━━━━━ Extrait du texte ━━━━━

Nous ne remonterons pas jusqu’à la première condamnation à mort d’un président d’une entreprise nationale de l’ère Boumédiene. Je me souviens, alors adolescent, que cela fut un choc pour les Algériens car, aussi naïfs que leurs youyous dans les rues, ils ne pouvaient s’imaginer de l’ampleur d’une telle corruption dans un état socialiste, tenu de main de fer et si renommé dans le monde pour sa révolution et sa droiture morale.

Après de très nombreux discours, de textes pléthoriques et de condamnations, par ci par là , des déchus du pouvoir ou des règlements de compte, nous démarrerons à une période assez récente soit la première tentative mondiale de lutte contre l’évasion fiscale. Car c’est par là que commence une réelle résolution d’arrêter, non pas la corruption qui relève de la législation intérieure avec son bras judiciaire, mais la perte considérable de recettes fiscales.

Quant à l’Algérie, nous venons de le dire, les textes sont si nombreux qu’ils auraient rempli la mythique bibliothèque d’Alexandrie.

Pour bien comprendre que l’Algérie ne s’est jamais mise dans une situation à compromettre ses évasions illicites de capitaux, il faut rappeler l’historique tout autant que les instruments mondiaux de la lutte contre ce fléau.

━━━━━

## À faire
a – Recopiez à l'identique le listing, depuis sa première ligne jusqu'à la ligne contenant « status-bar: 用户编号 180001 », celle-ci incluse.
b – Prolongez le texte sur l'Algérie et la fuite illicite des capitaux, en reprenant après sa dernière phrase.
Le texte et le listing ne proviennent pas de la même source.

━━━━━ Données affichées ━━━━━

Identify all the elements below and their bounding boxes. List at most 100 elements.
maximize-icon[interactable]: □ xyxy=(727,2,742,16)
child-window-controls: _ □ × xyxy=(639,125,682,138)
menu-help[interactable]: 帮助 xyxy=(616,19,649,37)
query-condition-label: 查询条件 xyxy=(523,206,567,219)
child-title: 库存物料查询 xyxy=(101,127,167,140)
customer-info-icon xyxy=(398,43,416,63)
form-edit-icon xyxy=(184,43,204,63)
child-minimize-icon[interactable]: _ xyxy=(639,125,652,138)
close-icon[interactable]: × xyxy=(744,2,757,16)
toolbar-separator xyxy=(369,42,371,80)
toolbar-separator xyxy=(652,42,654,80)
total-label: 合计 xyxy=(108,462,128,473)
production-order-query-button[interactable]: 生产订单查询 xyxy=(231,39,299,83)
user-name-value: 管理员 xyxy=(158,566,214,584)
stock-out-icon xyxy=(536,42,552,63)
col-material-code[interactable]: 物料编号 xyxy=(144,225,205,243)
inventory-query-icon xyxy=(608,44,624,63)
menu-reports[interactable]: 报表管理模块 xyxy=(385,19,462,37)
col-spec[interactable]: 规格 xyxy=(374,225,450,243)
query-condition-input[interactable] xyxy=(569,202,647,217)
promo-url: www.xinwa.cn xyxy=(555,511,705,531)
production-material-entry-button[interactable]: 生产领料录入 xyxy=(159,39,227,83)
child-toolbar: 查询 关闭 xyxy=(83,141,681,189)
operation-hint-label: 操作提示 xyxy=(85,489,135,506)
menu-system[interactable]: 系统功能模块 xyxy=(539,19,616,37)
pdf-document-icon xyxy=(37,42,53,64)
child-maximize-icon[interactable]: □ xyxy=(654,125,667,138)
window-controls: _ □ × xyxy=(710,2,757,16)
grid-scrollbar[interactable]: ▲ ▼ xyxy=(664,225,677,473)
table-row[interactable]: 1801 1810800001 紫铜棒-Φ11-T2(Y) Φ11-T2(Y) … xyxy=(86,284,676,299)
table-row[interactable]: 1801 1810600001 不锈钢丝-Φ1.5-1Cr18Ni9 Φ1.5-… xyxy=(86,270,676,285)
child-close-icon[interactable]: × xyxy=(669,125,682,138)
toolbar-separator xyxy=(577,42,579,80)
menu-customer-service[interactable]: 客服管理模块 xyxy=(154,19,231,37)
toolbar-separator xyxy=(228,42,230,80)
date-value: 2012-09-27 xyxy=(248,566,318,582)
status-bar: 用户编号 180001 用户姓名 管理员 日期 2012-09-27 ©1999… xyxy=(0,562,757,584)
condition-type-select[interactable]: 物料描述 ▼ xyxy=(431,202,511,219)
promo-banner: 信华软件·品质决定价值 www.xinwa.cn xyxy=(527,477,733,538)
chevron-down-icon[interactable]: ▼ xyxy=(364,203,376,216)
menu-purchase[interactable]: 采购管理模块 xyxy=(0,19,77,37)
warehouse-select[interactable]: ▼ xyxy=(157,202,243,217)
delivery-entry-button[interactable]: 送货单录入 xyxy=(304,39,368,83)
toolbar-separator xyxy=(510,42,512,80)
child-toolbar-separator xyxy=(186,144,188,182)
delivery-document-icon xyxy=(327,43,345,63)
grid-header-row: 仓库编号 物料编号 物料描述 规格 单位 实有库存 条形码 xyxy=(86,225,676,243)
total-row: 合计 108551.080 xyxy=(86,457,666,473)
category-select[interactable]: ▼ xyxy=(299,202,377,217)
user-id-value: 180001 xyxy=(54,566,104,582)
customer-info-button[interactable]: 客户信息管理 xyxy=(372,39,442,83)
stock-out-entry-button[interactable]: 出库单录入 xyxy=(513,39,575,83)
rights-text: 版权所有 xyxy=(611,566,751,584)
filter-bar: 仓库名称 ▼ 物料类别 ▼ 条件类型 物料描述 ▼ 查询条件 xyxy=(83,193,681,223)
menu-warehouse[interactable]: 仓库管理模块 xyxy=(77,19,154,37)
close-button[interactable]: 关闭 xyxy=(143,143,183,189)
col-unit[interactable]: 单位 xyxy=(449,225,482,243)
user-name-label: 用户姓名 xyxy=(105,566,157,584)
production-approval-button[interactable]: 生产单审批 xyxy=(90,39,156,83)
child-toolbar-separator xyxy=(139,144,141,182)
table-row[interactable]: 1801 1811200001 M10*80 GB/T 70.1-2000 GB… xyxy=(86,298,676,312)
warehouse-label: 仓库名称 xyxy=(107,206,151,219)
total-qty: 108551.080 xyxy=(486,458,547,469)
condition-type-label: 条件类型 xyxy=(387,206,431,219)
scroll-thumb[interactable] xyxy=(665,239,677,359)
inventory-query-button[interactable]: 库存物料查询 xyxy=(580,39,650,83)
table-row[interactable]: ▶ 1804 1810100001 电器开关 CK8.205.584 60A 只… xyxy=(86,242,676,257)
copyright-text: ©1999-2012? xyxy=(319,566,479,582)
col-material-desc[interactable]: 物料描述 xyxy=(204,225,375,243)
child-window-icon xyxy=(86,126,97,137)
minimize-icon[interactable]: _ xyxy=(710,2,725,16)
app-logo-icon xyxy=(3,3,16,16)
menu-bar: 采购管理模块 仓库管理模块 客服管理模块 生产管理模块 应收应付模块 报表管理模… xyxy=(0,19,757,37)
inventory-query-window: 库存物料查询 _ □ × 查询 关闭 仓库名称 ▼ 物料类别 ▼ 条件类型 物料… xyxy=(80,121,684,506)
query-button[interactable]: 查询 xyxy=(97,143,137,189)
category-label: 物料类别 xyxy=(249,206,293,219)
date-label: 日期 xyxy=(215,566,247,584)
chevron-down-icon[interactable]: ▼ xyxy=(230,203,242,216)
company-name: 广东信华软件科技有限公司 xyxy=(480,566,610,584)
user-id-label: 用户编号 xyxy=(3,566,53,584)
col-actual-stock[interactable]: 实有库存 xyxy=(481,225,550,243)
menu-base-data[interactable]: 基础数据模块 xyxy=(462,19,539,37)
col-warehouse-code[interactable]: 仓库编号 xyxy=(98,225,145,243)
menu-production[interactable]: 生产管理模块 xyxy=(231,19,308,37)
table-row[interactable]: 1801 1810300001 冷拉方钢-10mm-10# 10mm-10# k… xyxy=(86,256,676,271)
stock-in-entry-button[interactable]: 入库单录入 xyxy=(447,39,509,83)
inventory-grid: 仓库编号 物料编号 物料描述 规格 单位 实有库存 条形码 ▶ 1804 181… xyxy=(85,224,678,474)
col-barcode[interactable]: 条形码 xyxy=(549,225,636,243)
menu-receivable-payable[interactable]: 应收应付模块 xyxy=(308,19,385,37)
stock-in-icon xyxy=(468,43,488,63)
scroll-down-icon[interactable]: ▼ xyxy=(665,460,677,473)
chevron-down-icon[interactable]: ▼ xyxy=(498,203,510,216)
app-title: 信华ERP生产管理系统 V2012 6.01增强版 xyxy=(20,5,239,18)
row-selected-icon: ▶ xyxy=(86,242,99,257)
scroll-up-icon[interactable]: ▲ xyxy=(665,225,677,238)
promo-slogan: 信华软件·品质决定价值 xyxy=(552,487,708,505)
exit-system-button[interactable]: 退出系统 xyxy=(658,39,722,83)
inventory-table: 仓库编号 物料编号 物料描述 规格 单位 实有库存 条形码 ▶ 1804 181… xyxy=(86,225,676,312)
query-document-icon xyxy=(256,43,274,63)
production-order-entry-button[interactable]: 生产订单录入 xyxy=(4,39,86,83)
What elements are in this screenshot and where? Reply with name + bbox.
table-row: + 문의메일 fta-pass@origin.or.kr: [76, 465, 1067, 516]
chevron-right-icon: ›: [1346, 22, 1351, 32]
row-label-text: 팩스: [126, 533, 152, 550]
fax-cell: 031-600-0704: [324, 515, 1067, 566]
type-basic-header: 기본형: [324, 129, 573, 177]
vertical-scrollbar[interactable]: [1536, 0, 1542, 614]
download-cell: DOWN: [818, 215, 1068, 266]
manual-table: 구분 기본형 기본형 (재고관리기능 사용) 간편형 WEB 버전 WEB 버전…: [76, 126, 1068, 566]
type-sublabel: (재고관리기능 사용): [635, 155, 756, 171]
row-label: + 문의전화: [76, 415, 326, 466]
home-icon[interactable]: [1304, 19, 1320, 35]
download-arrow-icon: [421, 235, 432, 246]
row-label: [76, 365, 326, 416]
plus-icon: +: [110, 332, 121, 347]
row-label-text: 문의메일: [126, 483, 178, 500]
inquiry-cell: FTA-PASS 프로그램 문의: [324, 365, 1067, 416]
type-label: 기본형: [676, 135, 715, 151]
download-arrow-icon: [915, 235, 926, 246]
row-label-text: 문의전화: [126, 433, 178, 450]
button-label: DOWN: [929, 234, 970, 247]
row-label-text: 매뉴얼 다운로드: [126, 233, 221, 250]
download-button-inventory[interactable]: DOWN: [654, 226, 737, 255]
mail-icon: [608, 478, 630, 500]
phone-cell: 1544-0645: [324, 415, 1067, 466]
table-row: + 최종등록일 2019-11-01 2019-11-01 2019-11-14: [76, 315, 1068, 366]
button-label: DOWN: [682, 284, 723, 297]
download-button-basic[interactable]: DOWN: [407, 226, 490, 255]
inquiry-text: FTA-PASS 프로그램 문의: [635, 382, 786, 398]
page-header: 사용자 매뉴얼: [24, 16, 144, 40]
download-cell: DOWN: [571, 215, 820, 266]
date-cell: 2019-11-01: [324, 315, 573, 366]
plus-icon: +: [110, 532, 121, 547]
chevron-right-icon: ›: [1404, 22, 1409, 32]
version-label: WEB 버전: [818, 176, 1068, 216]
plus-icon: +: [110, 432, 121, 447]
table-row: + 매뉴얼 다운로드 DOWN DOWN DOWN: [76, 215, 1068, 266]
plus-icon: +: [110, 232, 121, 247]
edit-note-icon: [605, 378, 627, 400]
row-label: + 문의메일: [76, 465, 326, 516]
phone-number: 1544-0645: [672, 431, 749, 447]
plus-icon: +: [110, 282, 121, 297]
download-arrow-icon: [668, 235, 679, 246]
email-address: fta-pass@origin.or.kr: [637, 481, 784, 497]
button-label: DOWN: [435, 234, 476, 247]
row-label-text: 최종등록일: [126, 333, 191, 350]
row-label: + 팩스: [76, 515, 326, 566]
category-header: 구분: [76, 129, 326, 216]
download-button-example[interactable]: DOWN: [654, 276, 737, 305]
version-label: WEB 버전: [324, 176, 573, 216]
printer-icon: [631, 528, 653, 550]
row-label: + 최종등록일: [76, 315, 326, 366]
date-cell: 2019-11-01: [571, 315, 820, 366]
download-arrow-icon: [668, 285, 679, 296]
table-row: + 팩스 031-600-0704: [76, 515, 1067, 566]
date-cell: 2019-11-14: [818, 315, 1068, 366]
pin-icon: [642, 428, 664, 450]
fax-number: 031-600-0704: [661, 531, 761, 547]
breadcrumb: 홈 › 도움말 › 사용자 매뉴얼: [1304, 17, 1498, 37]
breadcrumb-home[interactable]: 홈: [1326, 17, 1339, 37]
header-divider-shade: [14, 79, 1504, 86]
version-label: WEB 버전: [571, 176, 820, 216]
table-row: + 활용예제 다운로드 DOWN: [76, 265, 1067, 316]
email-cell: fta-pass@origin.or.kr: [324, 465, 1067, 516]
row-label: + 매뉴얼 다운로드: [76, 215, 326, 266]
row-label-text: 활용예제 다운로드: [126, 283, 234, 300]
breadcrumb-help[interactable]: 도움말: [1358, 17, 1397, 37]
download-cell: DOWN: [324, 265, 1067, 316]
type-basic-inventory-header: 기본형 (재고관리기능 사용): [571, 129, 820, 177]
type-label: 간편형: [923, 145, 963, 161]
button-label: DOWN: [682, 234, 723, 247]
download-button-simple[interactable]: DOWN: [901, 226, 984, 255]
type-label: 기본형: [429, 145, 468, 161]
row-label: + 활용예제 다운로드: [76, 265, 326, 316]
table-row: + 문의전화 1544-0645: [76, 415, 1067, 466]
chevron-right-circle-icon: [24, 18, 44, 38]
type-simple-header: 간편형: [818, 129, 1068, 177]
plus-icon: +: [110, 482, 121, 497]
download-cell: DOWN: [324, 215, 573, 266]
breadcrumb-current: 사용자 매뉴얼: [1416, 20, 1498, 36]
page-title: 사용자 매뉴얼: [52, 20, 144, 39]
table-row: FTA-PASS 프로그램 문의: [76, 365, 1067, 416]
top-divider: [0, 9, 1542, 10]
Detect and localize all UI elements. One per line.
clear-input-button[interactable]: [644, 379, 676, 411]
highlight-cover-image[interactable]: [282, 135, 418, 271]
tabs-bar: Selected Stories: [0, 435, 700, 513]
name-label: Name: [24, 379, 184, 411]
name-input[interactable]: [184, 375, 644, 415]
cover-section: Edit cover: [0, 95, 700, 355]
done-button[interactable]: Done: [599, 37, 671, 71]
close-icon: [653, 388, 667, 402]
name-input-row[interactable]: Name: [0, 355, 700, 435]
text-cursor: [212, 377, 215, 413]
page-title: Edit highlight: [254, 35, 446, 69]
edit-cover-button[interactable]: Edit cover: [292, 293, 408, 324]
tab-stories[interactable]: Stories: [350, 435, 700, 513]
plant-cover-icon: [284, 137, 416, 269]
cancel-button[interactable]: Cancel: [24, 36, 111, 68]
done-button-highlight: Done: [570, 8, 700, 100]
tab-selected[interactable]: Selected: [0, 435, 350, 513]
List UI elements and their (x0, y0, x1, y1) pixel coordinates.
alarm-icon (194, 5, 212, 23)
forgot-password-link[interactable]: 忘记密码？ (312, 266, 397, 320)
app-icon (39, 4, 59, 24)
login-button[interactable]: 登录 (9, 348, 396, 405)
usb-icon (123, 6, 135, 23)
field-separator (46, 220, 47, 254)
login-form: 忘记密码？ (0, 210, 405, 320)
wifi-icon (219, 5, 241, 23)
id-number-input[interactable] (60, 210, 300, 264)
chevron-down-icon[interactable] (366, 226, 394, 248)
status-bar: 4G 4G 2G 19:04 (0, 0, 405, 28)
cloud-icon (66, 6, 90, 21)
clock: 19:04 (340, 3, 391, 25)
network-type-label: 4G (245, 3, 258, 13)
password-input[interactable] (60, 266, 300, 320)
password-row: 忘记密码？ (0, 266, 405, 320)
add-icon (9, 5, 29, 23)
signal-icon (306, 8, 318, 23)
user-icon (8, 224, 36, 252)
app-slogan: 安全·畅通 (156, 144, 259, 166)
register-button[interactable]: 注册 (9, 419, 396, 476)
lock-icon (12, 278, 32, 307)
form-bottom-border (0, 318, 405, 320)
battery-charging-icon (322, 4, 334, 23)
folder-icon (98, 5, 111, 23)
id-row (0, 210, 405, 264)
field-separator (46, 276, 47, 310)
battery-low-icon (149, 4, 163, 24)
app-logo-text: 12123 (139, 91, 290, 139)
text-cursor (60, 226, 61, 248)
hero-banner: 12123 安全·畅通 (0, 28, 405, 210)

━━━━━

## Réponses rédigées
a –
Identify all the elements below and their bounding boxes. List at most 100 elements.
maximize-icon[interactable]: □ xyxy=(727,2,742,16)
child-window-controls: _ □ × xyxy=(639,125,682,138)
menu-help[interactable]: 帮助 xyxy=(616,19,649,37)
query-condition-label: 查询条件 xyxy=(523,206,567,219)
child-title: 库存物料查询 xyxy=(101,127,167,140)
customer-info-icon xyxy=(398,43,416,63)
form-edit-icon xyxy=(184,43,204,63)
child-minimize-icon[interactable]: _ xyxy=(639,125,652,138)
close-icon[interactable]: × xyxy=(744,2,757,16)
toolbar-separator xyxy=(369,42,371,80)
toolbar-separator xyxy=(652,42,654,80)
total-label: 合计 xyxy=(108,462,128,473)
production-order-query-button[interactable]: 生产订单查询 xyxy=(231,39,299,83)
user-name-value: 管理员 xyxy=(158,566,214,584)
stock-out-icon xyxy=(536,42,552,63)
col-material-code[interactable]: 物料编号 xyxy=(144,225,205,243)
inventory-query-icon xyxy=(608,44,624,63)
menu-reports[interactable]: 报表管理模块 xyxy=(385,19,462,37)
col-spec[interactable]: 规格 xyxy=(374,225,450,243)
query-condition-input[interactable] xyxy=(569,202,647,217)
promo-url: www.xinwa.cn xyxy=(555,511,705,531)
production-material-entry-button[interactable]: 生产领料录入 xyxy=(159,39,227,83)
child-toolbar: 查询 关闭 xyxy=(83,141,681,189)
operation-hint-label: 操作提示 xyxy=(85,489,135,506)
menu-system[interactable]: 系统功能模块 xyxy=(539,19,616,37)
pdf-document-icon xyxy=(37,42,53,64)
child-maximize-icon[interactable]: □ xyxy=(654,125,667,138)
window-controls: _ □ × xyxy=(710,2,757,16)
grid-scrollbar[interactable]: ▲ ▼ xyxy=(664,225,677,473)
table-row[interactable]: 1801 1810800001 紫铜棒-Φ11-T2(Y) Φ11-T2(Y) … xyxy=(86,284,676,299)
table-row[interactable]: 1801 1810600001 不锈钢丝-Φ1.5-1Cr18Ni9 Φ1.5-… xyxy=(86,270,676,285)
child-close-icon[interactable]: × xyxy=(669,125,682,138)
toolbar-separator xyxy=(577,42,579,80)
menu-customer-service[interactable]: 客服管理模块 xyxy=(154,19,231,37)
toolbar-separator xyxy=(228,42,230,80)
date-value: 2012-09-27 xyxy=(248,566,318,582)
status-bar: 用户编号 180001 用户姓名 管理员 日期 2012-09-27 ©1999… xyxy=(0,562,757,584)

b –
La lutte contre les paradis fiscaux

Si ce n’est pas nouveau dans l’histoire, la mondialisation économique contemporaine les a fait exploser. La seule idée concevable à l’époque est que quelques États financiers qui comptent « lourd » dans les marchés financiers pourraient inscrire dans leurs lois internes que toute provenance ou à destination de ces zones franches seraient interdites.

L’idée se concrétisera plus tard lorsque l’évitement fiscal fut arrivé à un point culminant. C’est la crise des subprimes aux États-Unis et sa répercussion mondiale, comparée à la crise de 1929, qui a définitivement alerté les principaux États financiers afin qu’ils se dotent d’une arme commune, tout au moins d’une intention commune affirmée.

Les mesures de rétorsion

C’est le G20, en avril 2009, qui a décidé de la première résolution pour une attaque massive contre les paradis fiscaux. Comme l’intérêt est vital pour ces pays, il fallait acter avec optimisme la conviction générale. L’idée étant que les mesures adoptées, si elles ne pouvaient éradiquer le flux élevé des sommes soustraites, il ne subsisterait qu’un montant marginal, inévitable mais peu dommageable au regard de la globalité du phénomène constaté à cette époque.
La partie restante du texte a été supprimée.